■ Provided data:
::::::::

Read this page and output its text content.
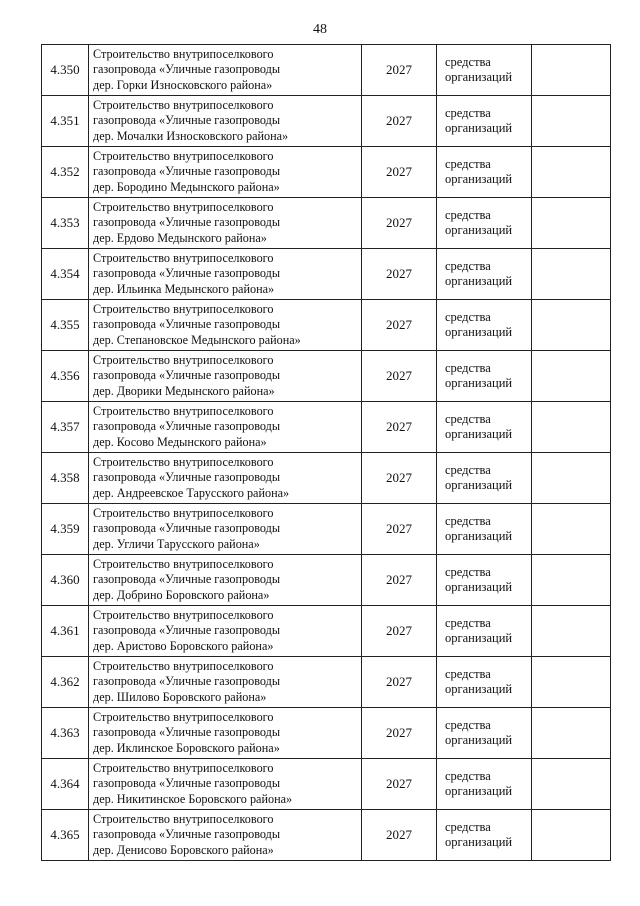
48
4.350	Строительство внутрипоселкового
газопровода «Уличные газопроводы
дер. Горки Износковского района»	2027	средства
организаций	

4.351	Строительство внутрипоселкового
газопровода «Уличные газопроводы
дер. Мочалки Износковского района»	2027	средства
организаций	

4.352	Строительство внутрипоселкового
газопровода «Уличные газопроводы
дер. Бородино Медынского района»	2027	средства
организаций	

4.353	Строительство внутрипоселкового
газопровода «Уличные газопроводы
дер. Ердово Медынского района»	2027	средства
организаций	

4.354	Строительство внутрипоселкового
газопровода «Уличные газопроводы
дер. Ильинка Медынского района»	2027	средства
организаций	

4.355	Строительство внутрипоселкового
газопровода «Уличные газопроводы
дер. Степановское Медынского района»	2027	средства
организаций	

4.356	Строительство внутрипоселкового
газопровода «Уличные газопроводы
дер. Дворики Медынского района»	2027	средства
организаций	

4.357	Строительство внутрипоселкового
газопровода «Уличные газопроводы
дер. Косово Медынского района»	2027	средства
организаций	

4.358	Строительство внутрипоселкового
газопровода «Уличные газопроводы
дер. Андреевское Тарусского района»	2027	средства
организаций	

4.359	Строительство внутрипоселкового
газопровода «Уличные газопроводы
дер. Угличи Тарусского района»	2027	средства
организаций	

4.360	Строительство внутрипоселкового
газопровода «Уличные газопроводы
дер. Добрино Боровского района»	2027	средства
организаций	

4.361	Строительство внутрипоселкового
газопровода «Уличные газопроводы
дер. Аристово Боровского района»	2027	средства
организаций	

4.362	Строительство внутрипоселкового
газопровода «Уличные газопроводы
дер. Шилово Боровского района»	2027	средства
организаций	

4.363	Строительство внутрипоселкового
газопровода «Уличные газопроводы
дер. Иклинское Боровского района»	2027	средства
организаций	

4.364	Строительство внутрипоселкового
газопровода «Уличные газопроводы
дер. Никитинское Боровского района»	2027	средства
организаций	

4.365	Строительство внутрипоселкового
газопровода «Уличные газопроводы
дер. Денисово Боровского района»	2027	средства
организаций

::::::::

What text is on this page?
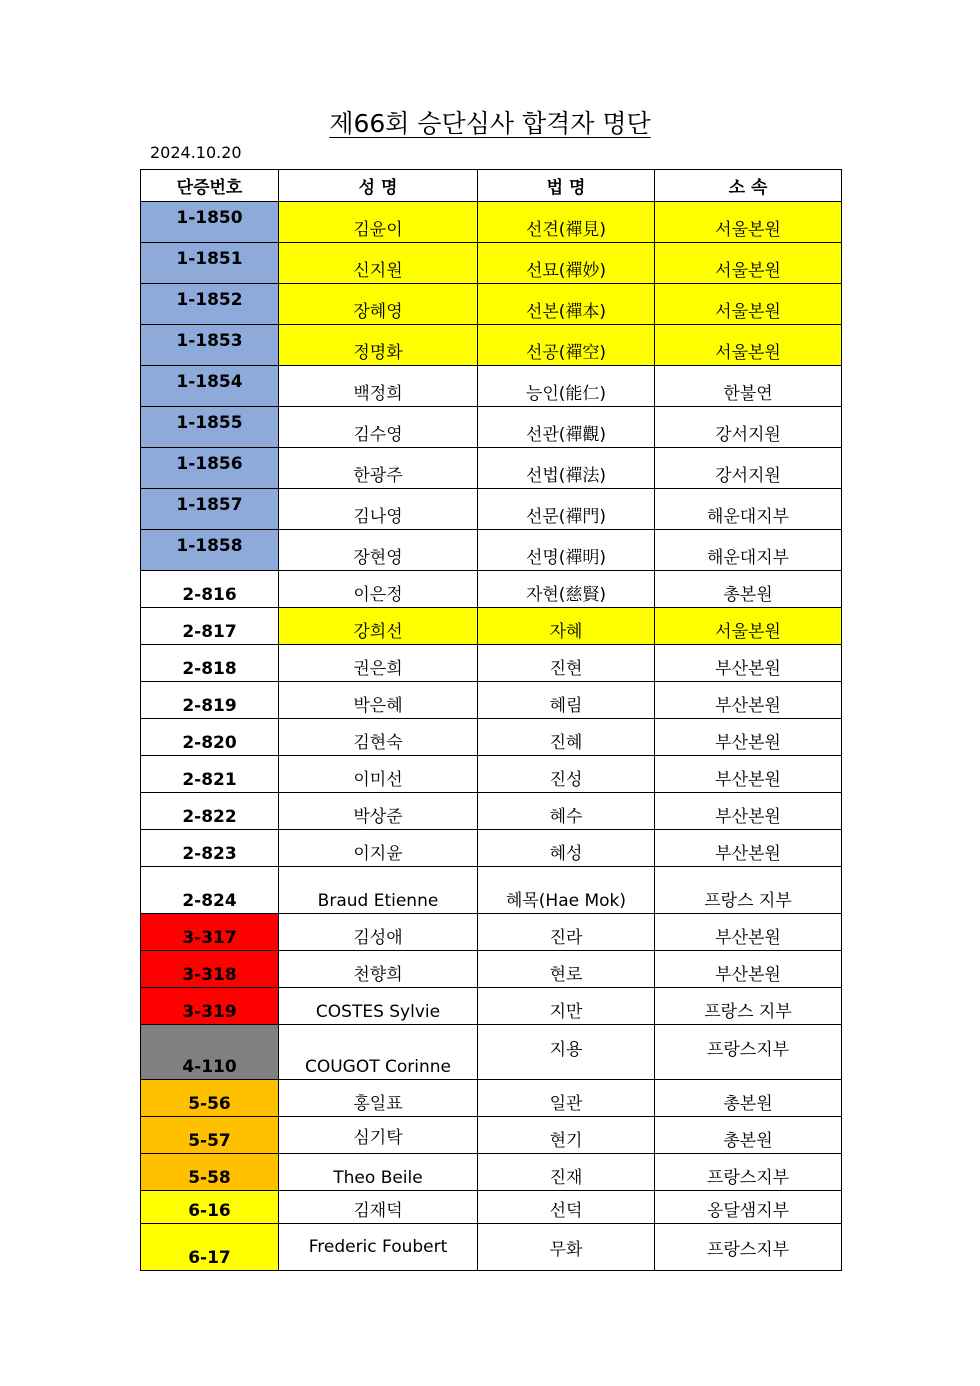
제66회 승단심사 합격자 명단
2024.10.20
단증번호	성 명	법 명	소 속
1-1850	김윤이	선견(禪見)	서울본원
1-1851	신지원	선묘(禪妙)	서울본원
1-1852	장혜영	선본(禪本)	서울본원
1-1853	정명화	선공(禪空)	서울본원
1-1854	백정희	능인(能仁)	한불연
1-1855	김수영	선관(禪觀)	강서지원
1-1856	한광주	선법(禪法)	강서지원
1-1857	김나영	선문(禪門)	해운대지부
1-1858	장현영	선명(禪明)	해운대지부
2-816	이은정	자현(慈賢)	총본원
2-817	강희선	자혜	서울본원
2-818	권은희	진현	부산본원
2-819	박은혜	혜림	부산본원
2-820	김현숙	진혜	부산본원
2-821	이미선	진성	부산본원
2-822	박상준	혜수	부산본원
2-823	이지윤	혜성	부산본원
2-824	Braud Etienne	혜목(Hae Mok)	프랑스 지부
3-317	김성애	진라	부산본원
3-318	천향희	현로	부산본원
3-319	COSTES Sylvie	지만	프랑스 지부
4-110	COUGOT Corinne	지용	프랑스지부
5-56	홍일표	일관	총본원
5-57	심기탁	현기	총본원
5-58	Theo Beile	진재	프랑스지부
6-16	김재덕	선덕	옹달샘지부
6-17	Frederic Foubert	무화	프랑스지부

::::::::

■ Exercise task: Gather up, from the records above, each line where the word "부산본원" appears.

■ Task response:
2-818	권은희	진현	부산본원
2-819	박은혜	혜림	부산본원
2-820	김현숙	진혜	부산본원
2-821	이미선	진성	부산본원
2-822	박상준	혜수	부산본원
2-823	이지윤	혜성	부산본원
3-317	김성애	진라	부산본원
3-318	천향희	현로	부산본원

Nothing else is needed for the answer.